The task: Copy out every one of the records below line for line, without changing anything, and leave the pictures out of your answer.

Records shown:
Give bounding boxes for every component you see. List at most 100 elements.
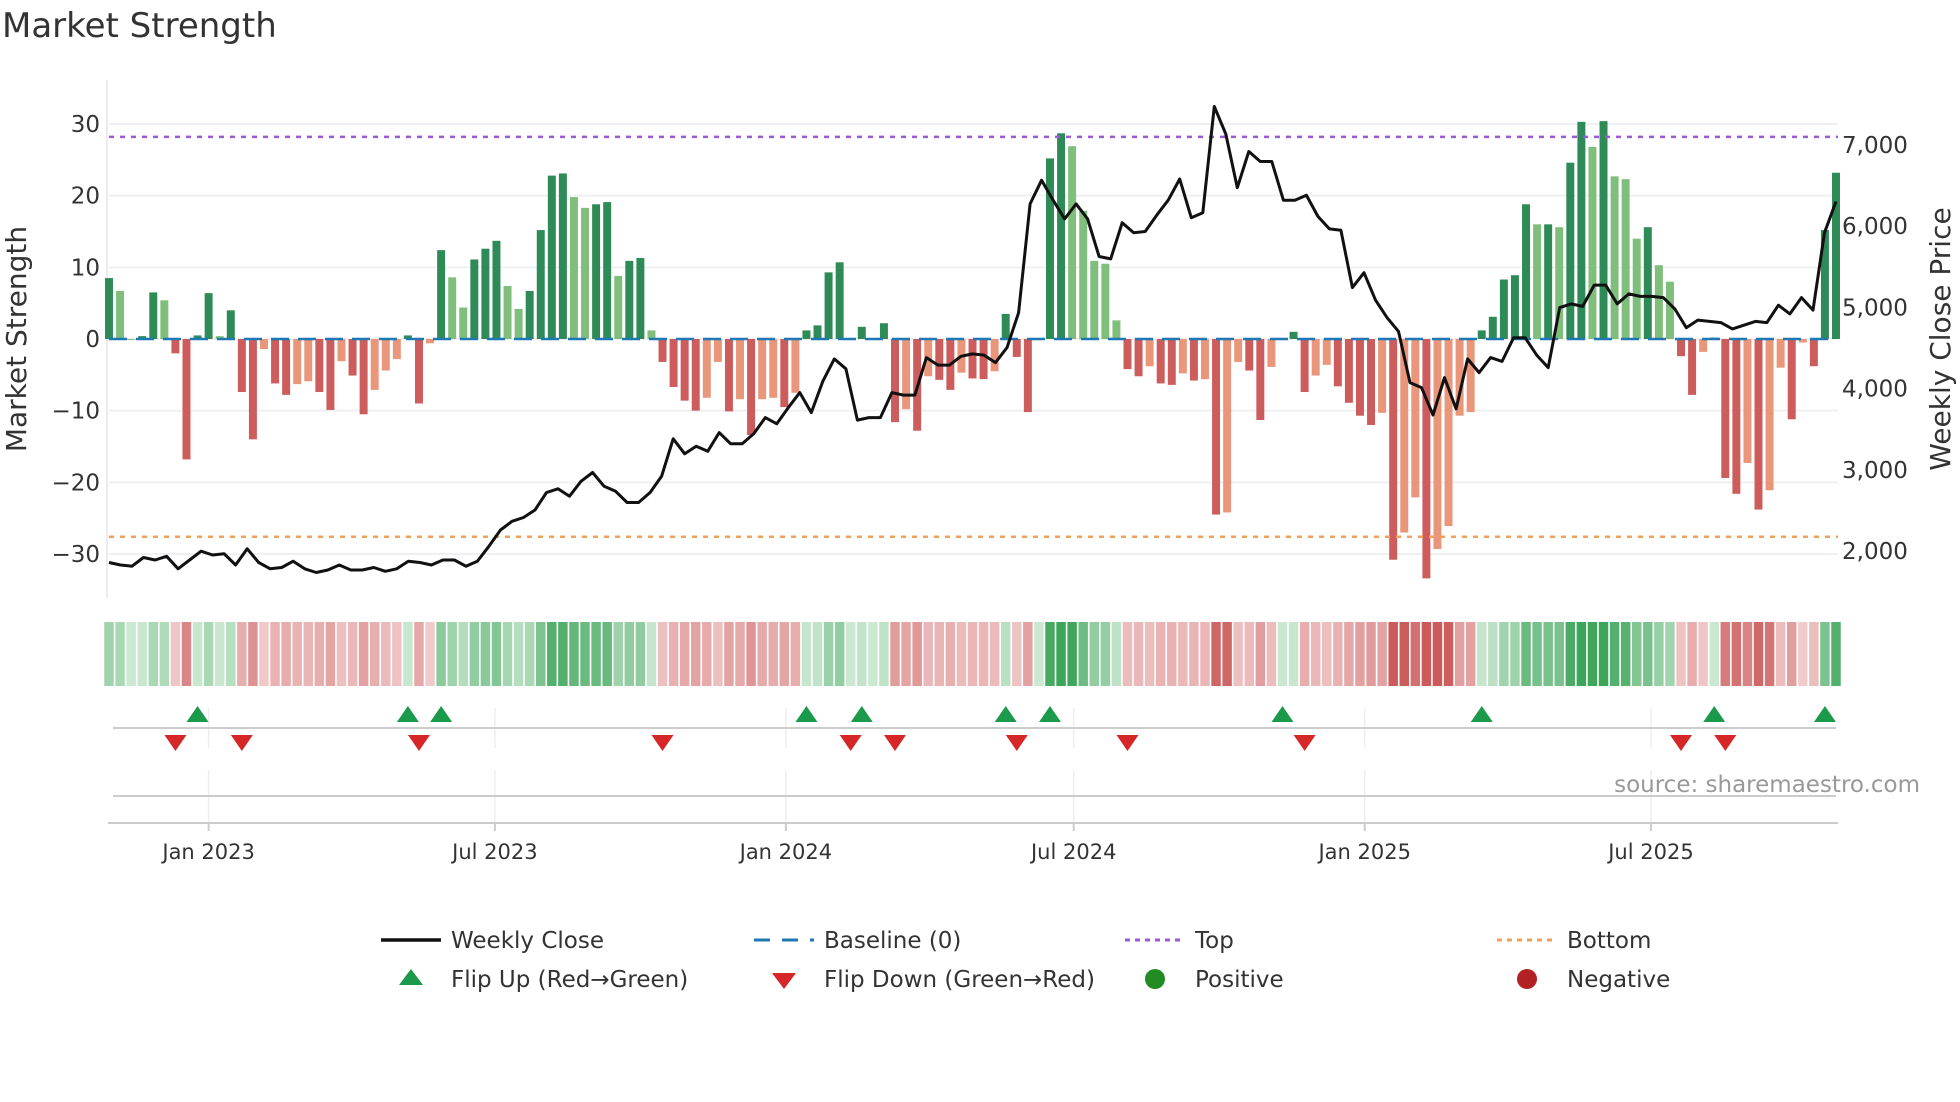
strength-bar	[1101, 263, 1110, 339]
heatmap-cell	[834, 622, 845, 686]
strength-bar	[337, 339, 346, 362]
strength-bar	[1256, 339, 1265, 420]
heatmap-cell	[248, 622, 258, 686]
heatmap-cell	[104, 622, 114, 686]
legend-item: Negative	[1517, 967, 1670, 993]
strength-bar	[1665, 281, 1674, 339]
flip-down-marker	[1293, 735, 1316, 751]
heatmap-cell	[469, 622, 480, 686]
heatmap-cell	[1488, 622, 1498, 686]
heatmap-cell	[369, 622, 380, 686]
heatmap-cell	[524, 622, 535, 686]
heatmap-cell	[148, 622, 159, 686]
flip-up-marker	[1271, 706, 1294, 722]
heatmap-cell	[1288, 622, 1299, 686]
flip-down-marker	[407, 735, 430, 751]
heatmap-cell	[1532, 622, 1542, 686]
heatmap-cell	[845, 622, 856, 686]
y2-tick-label: 4,000	[1842, 377, 1908, 403]
heatmap-cell	[536, 622, 546, 686]
y-tick-label: −20	[51, 470, 100, 496]
strength-bar	[891, 339, 899, 423]
y2-tick-label: 3,000	[1842, 458, 1908, 484]
strength-bar	[879, 323, 888, 339]
heatmap-cell	[1499, 622, 1509, 686]
strength-bar	[149, 292, 158, 339]
strength-bar	[581, 207, 590, 339]
heatmap-cell	[1809, 622, 1819, 686]
strength-bar	[503, 285, 512, 339]
heatmap-cell	[358, 622, 369, 686]
heatmap-cell	[1443, 622, 1454, 686]
heatmap-cell	[646, 622, 657, 686]
strength-bar	[426, 339, 435, 344]
strength-bar	[138, 336, 147, 339]
strength-bar	[193, 335, 202, 339]
heatmap-cell	[1067, 622, 1077, 686]
heatmap-cell	[1554, 622, 1564, 686]
strength-bar	[691, 339, 700, 411]
heatmap-cell	[1775, 622, 1786, 686]
y2-tick-label: 6,000	[1842, 214, 1908, 240]
heatmap-cell	[1310, 622, 1321, 686]
heatmap-cell	[170, 622, 181, 686]
heatmap-cell	[1399, 622, 1409, 686]
strength-bar	[935, 339, 944, 380]
strength-bar	[116, 290, 125, 339]
strength-bar	[1699, 339, 1708, 352]
legend-label: Negative	[1567, 967, 1670, 993]
heatmap-cell	[1178, 622, 1188, 686]
strength-bar	[1599, 121, 1608, 339]
heatmap-cell	[1377, 622, 1387, 686]
legend-item: Flip Down (Green→Red)	[772, 967, 1095, 993]
heatmap-cell	[1155, 622, 1166, 686]
flip-up-marker	[396, 706, 419, 722]
heatmap-cell	[1831, 622, 1841, 686]
strength-bar	[1057, 133, 1066, 339]
strength-bar	[1588, 146, 1597, 339]
heatmap-cell	[458, 622, 468, 686]
strength-bar	[171, 339, 180, 354]
heatmap-cell	[1665, 622, 1675, 686]
flip-up-marker	[795, 706, 818, 722]
heatmap-cell	[314, 622, 325, 686]
legend-item: Flip Up (Red→Green)	[399, 967, 688, 993]
heatmap-cell	[1255, 622, 1266, 686]
strength-bar	[1798, 339, 1807, 343]
heatmap-cell	[1631, 622, 1642, 686]
y-tick-label: 20	[71, 184, 100, 210]
heatmap-cell	[1355, 622, 1365, 686]
strength-bar	[160, 300, 169, 339]
heatmap-cell	[1510, 622, 1520, 686]
legend-label: Positive	[1195, 967, 1284, 993]
legend-label: Baseline (0)	[824, 928, 961, 954]
heatmap-cell	[823, 622, 834, 686]
strength-bar	[1721, 339, 1730, 479]
heatmap-cell	[203, 622, 214, 686]
heatmap-cell	[447, 622, 457, 686]
flip-up-marker	[850, 706, 873, 722]
strength-bar	[769, 339, 778, 398]
strength-bar	[1688, 339, 1697, 395]
strength-bar	[625, 260, 634, 339]
strength-bar	[669, 339, 678, 388]
heatmap-cell	[934, 622, 945, 686]
heatmap-cell	[1244, 622, 1254, 686]
strength-bar	[979, 339, 988, 380]
strength-bar	[514, 308, 523, 339]
strength-bar	[1267, 339, 1276, 367]
heatmap-cell	[1144, 622, 1155, 686]
heatmap-cell	[181, 622, 192, 686]
y-tick-label: 10	[71, 255, 100, 281]
heatmap-cell	[901, 622, 911, 686]
strength-bar	[592, 204, 601, 339]
flip-down-marker	[1116, 735, 1139, 751]
strength-bar	[1156, 339, 1165, 384]
heatmap-cell	[414, 622, 424, 686]
heatmap-cell	[569, 622, 579, 686]
strength-bar	[1632, 238, 1641, 339]
strength-bar	[525, 290, 534, 339]
strength-bar	[105, 278, 113, 339]
strength-bar	[1068, 146, 1077, 339]
legend-label: Top	[1194, 928, 1234, 954]
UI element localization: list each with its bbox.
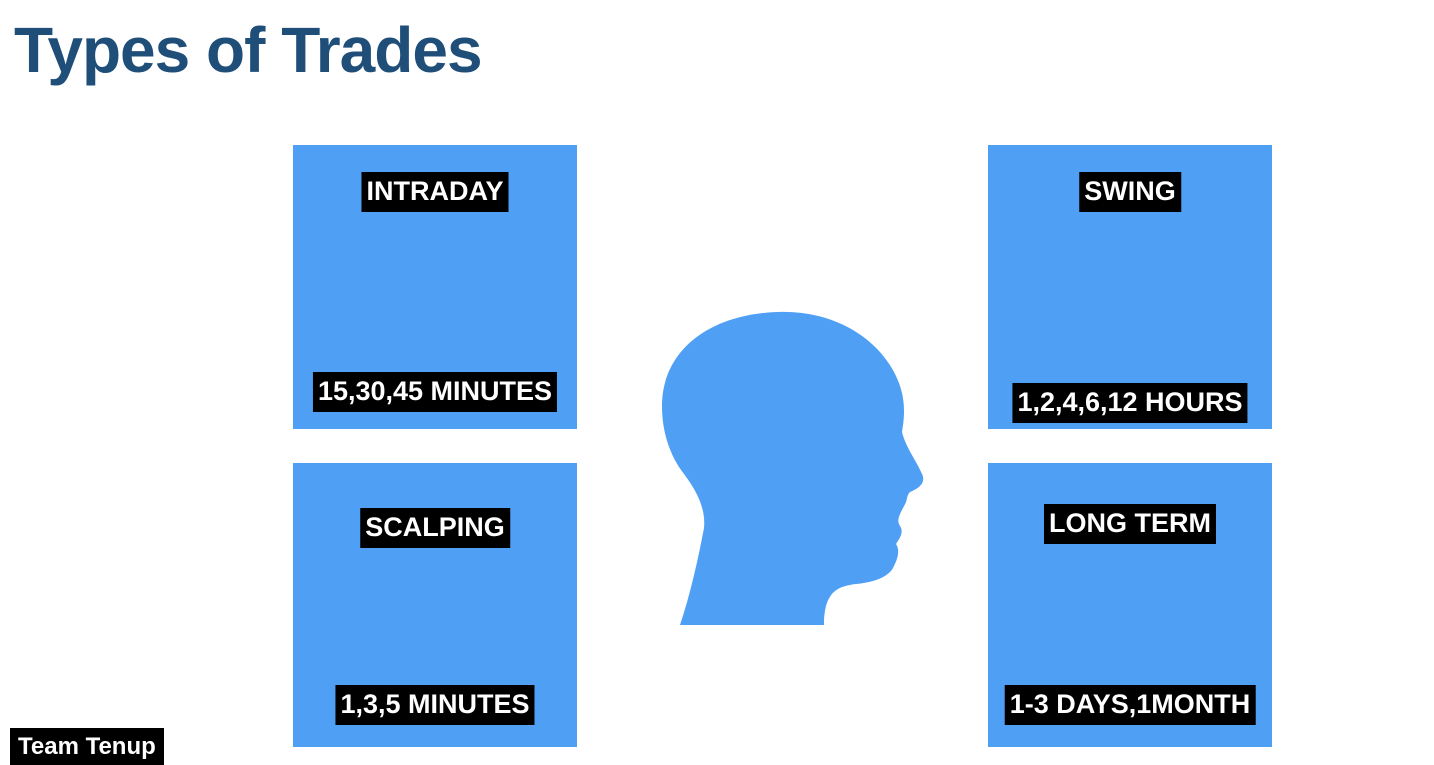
card-long-term-timeframe: 1-3 DAYS,1MONTH [1004, 685, 1256, 725]
card-swing-timeframe: 1,2,4,6,12 HOURS [1012, 383, 1248, 423]
head-silhouette [662, 311, 924, 625]
card-swing: SWING 1,2,4,6,12 HOURS [988, 145, 1272, 429]
head-profile-icon [662, 311, 924, 625]
card-intraday: INTRADAY 15,30,45 MINUTES [293, 145, 577, 429]
card-intraday-name: INTRADAY [361, 172, 509, 212]
card-long-term-name: LONG TERM [1044, 504, 1216, 544]
slide-title: Types of Trades [14, 14, 483, 86]
card-intraday-timeframe: 15,30,45 MINUTES [312, 372, 558, 412]
card-long-term: LONG TERM 1-3 DAYS,1MONTH [988, 463, 1272, 747]
card-scalping: SCALPING 1,3,5 MINUTES [293, 463, 577, 747]
card-scalping-name: SCALPING [360, 508, 510, 548]
team-badge: Team Tenup [10, 728, 164, 765]
card-scalping-timeframe: 1,3,5 MINUTES [335, 685, 535, 725]
card-swing-name: SWING [1079, 172, 1181, 212]
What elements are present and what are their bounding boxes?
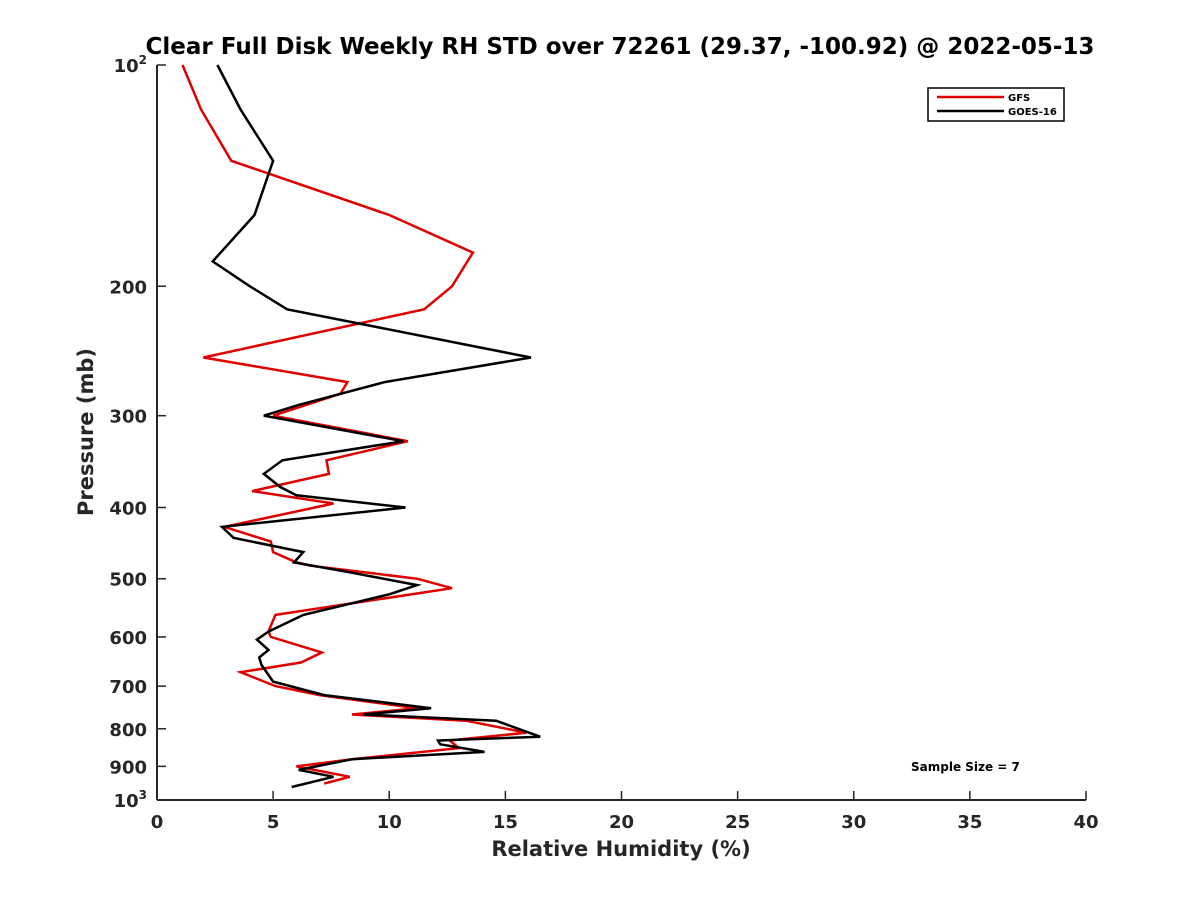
x-tick-label: 35 [957,812,982,833]
x-axis-label: Relative Humidity (%) [491,837,750,861]
y-tick-label: 500 [109,570,147,591]
y-tick-label: 700 [109,677,147,698]
x-ticks-group: 0 5 10 15 20 25 30 35 40 [151,791,1099,833]
sample-size-annotation: Sample Size = 7 [911,760,1020,774]
y-tick-label: 103 [114,788,147,812]
y-tick-label: 400 [109,499,147,520]
plot-series-group [181,64,541,789]
chart-title: Clear Full Disk Weekly RH STD over 72261… [146,34,1095,60]
x-tick-label: 0 [151,812,164,833]
x-tick-label: 30 [841,812,866,833]
y-tick-label: 200 [109,277,147,298]
y-tick-label: 900 [109,757,147,778]
x-tick-label: 15 [493,812,518,833]
y-tick-label: 102 [114,53,147,77]
x-tick-label: 25 [725,812,750,833]
x-tick-label: 10 [377,812,402,833]
legend-label-gfs: GFS [1008,93,1030,104]
x-tick-label: 40 [1073,812,1098,833]
y-ticks-group: 102 200 300 400 500 600 700 800 900 103 [109,53,166,812]
series-line-goes16 [210,64,541,789]
legend: GFS GOES-16 [927,87,1065,122]
x-tick-label: 20 [609,812,634,833]
series-line-gfs [181,64,527,785]
legend-box [927,87,1065,122]
y-tick-label: 300 [109,407,147,428]
x-tick-label: 5 [267,812,280,833]
y-tick-label: 800 [109,720,147,741]
legend-label-goes16: GOES-16 [1008,107,1057,118]
y-axis-label: Pressure (mb) [74,348,98,516]
y-tick-label: 600 [109,628,147,649]
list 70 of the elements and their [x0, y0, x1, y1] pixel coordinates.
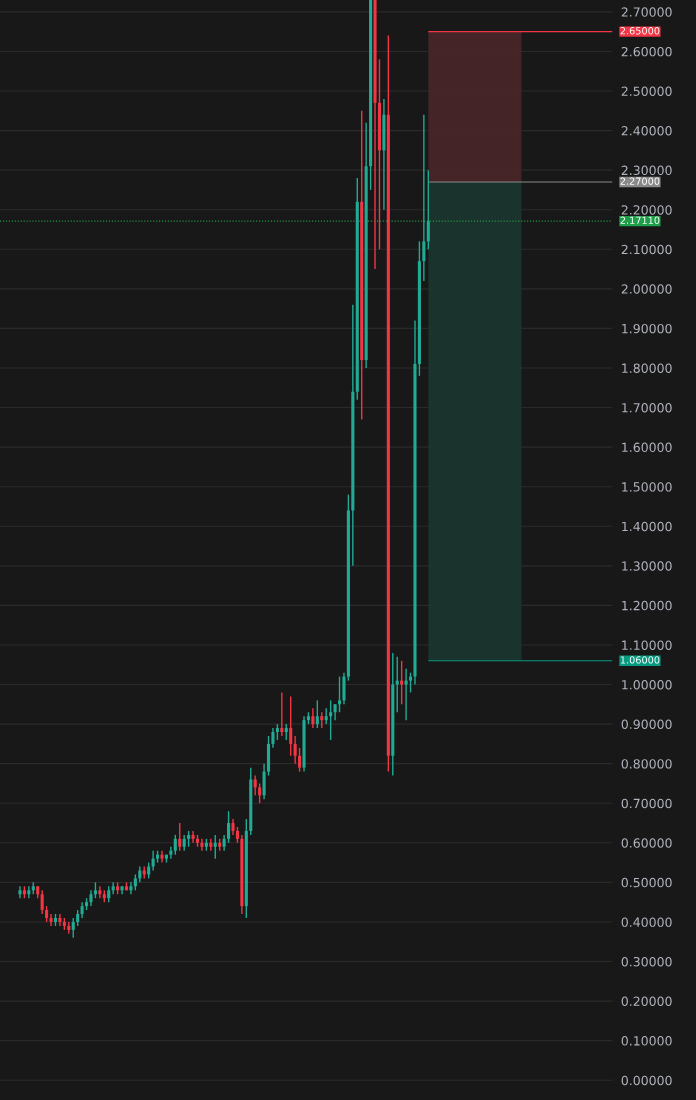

Exercise output:
Give bounding boxes for every component you see. List at most 100 elements.
strength-bar	[1101, 263, 1110, 339]
heatmap-cell	[834, 622, 845, 686]
strength-bar	[337, 339, 346, 362]
strength-bar	[1256, 339, 1265, 420]
heatmap-cell	[248, 622, 258, 686]
heatmap-cell	[104, 622, 114, 686]
legend-item: Negative	[1517, 967, 1670, 993]
strength-bar	[1665, 281, 1674, 339]
flip-down-marker	[1293, 735, 1316, 751]
heatmap-cell	[469, 622, 480, 686]
heatmap-cell	[1488, 622, 1498, 686]
heatmap-cell	[369, 622, 380, 686]
heatmap-cell	[524, 622, 535, 686]
heatmap-cell	[148, 622, 159, 686]
flip-up-marker	[1271, 706, 1294, 722]
heatmap-cell	[1288, 622, 1299, 686]
flip-down-marker	[407, 735, 430, 751]
heatmap-cell	[1532, 622, 1542, 686]
heatmap-cell	[845, 622, 856, 686]
y2-tick-label: 4,000	[1842, 377, 1908, 403]
heatmap-cell	[536, 622, 546, 686]
y-tick-label: −20	[51, 470, 100, 496]
strength-bar	[891, 339, 899, 423]
y2-tick-label: 3,000	[1842, 458, 1908, 484]
strength-bar	[879, 323, 888, 339]
heatmap-cell	[1499, 622, 1509, 686]
strength-bar	[149, 292, 158, 339]
strength-bar	[581, 207, 590, 339]
heatmap-cell	[1809, 622, 1819, 686]
strength-bar	[503, 285, 512, 339]
heatmap-cell	[358, 622, 369, 686]
heatmap-cell	[1443, 622, 1454, 686]
heatmap-cell	[646, 622, 657, 686]
strength-bar	[426, 339, 435, 344]
strength-bar	[138, 336, 147, 339]
strength-bar	[193, 335, 202, 339]
heatmap-cell	[1067, 622, 1077, 686]
heatmap-cell	[1554, 622, 1564, 686]
strength-bar	[691, 339, 700, 411]
heatmap-cell	[1775, 622, 1786, 686]
y2-tick-label: 6,000	[1842, 214, 1908, 240]
heatmap-cell	[1310, 622, 1321, 686]
heatmap-cell	[170, 622, 181, 686]
heatmap-cell	[1399, 622, 1409, 686]
strength-bar	[935, 339, 944, 380]
strength-bar	[116, 290, 125, 339]
strength-bar	[1699, 339, 1708, 352]
legend-label: Negative	[1567, 967, 1670, 993]
heatmap-cell	[1178, 622, 1188, 686]
strength-bar	[1599, 121, 1608, 339]
heatmap-cell	[1377, 622, 1387, 686]
legend-item: Flip Down (Green→Red)	[772, 967, 1095, 993]
heatmap-cell	[1155, 622, 1166, 686]
flip-up-marker	[396, 706, 419, 722]
heatmap-cell	[1831, 622, 1841, 686]
strength-bar	[1057, 133, 1066, 339]
strength-bar	[1588, 146, 1597, 339]
heatmap-cell	[458, 622, 468, 686]
strength-bar	[171, 339, 180, 354]
heatmap-cell	[1665, 622, 1675, 686]
flip-up-marker	[795, 706, 818, 722]
heatmap-cell	[314, 622, 325, 686]
legend-item: Flip Up (Red→Green)	[399, 967, 688, 993]
heatmap-cell	[1255, 622, 1266, 686]
strength-bar	[1798, 339, 1807, 343]
heatmap-cell	[1631, 622, 1642, 686]
y-tick-label: 20	[71, 184, 100, 210]
heatmap-cell	[1355, 622, 1365, 686]
strength-bar	[160, 300, 169, 339]
heatmap-cell	[1510, 622, 1520, 686]
legend-label: Positive	[1195, 967, 1284, 993]
legend-label: Baseline (0)	[824, 928, 961, 954]
heatmap-cell	[823, 622, 834, 686]
strength-bar	[1721, 339, 1730, 479]
heatmap-cell	[203, 622, 214, 686]
heatmap-cell	[447, 622, 457, 686]
flip-up-marker	[850, 706, 873, 722]
strength-bar	[769, 339, 778, 398]
strength-bar	[1688, 339, 1697, 395]
strength-bar	[625, 260, 634, 339]
strength-bar	[669, 339, 678, 388]
heatmap-cell	[934, 622, 945, 686]
heatmap-cell	[1244, 622, 1254, 686]
strength-bar	[979, 339, 988, 380]
strength-bar	[514, 308, 523, 339]
strength-bar	[1267, 339, 1276, 367]
heatmap-cell	[1144, 622, 1155, 686]
heatmap-cell	[181, 622, 192, 686]
y-tick-label: 10	[71, 255, 100, 281]
heatmap-cell	[901, 622, 911, 686]
strength-bar	[592, 204, 601, 339]
flip-down-marker	[1116, 735, 1139, 751]
strength-bar	[1156, 339, 1165, 384]
heatmap-cell	[414, 622, 424, 686]
heatmap-cell	[569, 622, 579, 686]
strength-bar	[1632, 238, 1641, 339]
strength-bar	[525, 290, 534, 339]
strength-bar	[105, 278, 113, 339]
strength-bar	[1068, 146, 1077, 339]
legend-label: Top	[1194, 928, 1234, 954]
UI element localization: list each with its bbox.
card-long-term-timeframe: 1-3 DAYS,1MONTH [1004, 685, 1256, 725]
card-swing-timeframe: 1,2,4,6,12 HOURS [1012, 383, 1248, 423]
head-silhouette [662, 311, 924, 625]
card-swing: SWING 1,2,4,6,12 HOURS [988, 145, 1272, 429]
head-profile-icon [662, 311, 924, 625]
card-intraday: INTRADAY 15,30,45 MINUTES [293, 145, 577, 429]
card-intraday-name: INTRADAY [361, 172, 509, 212]
card-long-term-name: LONG TERM [1044, 504, 1216, 544]
slide-title: Types of Trades [14, 14, 483, 86]
card-intraday-timeframe: 15,30,45 MINUTES [312, 372, 558, 412]
card-long-term: LONG TERM 1-3 DAYS,1MONTH [988, 463, 1272, 747]
card-scalping: SCALPING 1,3,5 MINUTES [293, 463, 577, 747]
card-scalping-name: SCALPING [360, 508, 510, 548]
team-badge: Team Tenup [10, 728, 164, 765]
card-scalping-timeframe: 1,3,5 MINUTES [335, 685, 535, 725]
card-swing-name: SWING [1079, 172, 1181, 212]
What elements are present and what are their bounding boxes?
x-tick-label: 35 [957,812,982,833]
x-axis-label: Relative Humidity (%) [491,837,750,861]
y-tick-label: 500 [109,570,147,591]
y-tick-label: 700 [109,677,147,698]
x-ticks-group: 0 5 10 15 20 25 30 35 40 [151,791,1099,833]
sample-size-annotation: Sample Size = 7 [911,760,1020,774]
y-tick-label: 103 [114,788,147,812]
y-tick-label: 400 [109,499,147,520]
plot-series-group [181,64,541,789]
chart-title: Clear Full Disk Weekly RH STD over 72261… [146,34,1095,60]
x-tick-label: 0 [151,812,164,833]
x-tick-label: 30 [841,812,866,833]
y-tick-label: 200 [109,277,147,298]
y-tick-label: 900 [109,757,147,778]
x-tick-label: 15 [493,812,518,833]
y-tick-label: 102 [114,53,147,77]
x-tick-label: 25 [725,812,750,833]
x-tick-label: 10 [377,812,402,833]
legend-label-gfs: GFS [1008,93,1030,104]
x-tick-label: 40 [1073,812,1098,833]
y-ticks-group: 102 200 300 400 500 600 700 800 900 103 [109,53,166,812]
series-line-goes16 [210,64,541,789]
legend: GFS GOES-16 [927,87,1065,122]
x-tick-label: 20 [609,812,634,833]
series-line-gfs [181,64,527,785]
legend-box [927,87,1065,122]
y-tick-label: 300 [109,407,147,428]
x-tick-label: 5 [267,812,280,833]
y-tick-label: 800 [109,720,147,741]
legend-label-goes16: GOES-16 [1008,107,1057,118]
y-axis-label: Pressure (mb) [74,348,98,516]
y-tick-label: 600 [109,628,147,649]
list 70 of the elements and their [x0, y0, x1, y1] pixel coordinates.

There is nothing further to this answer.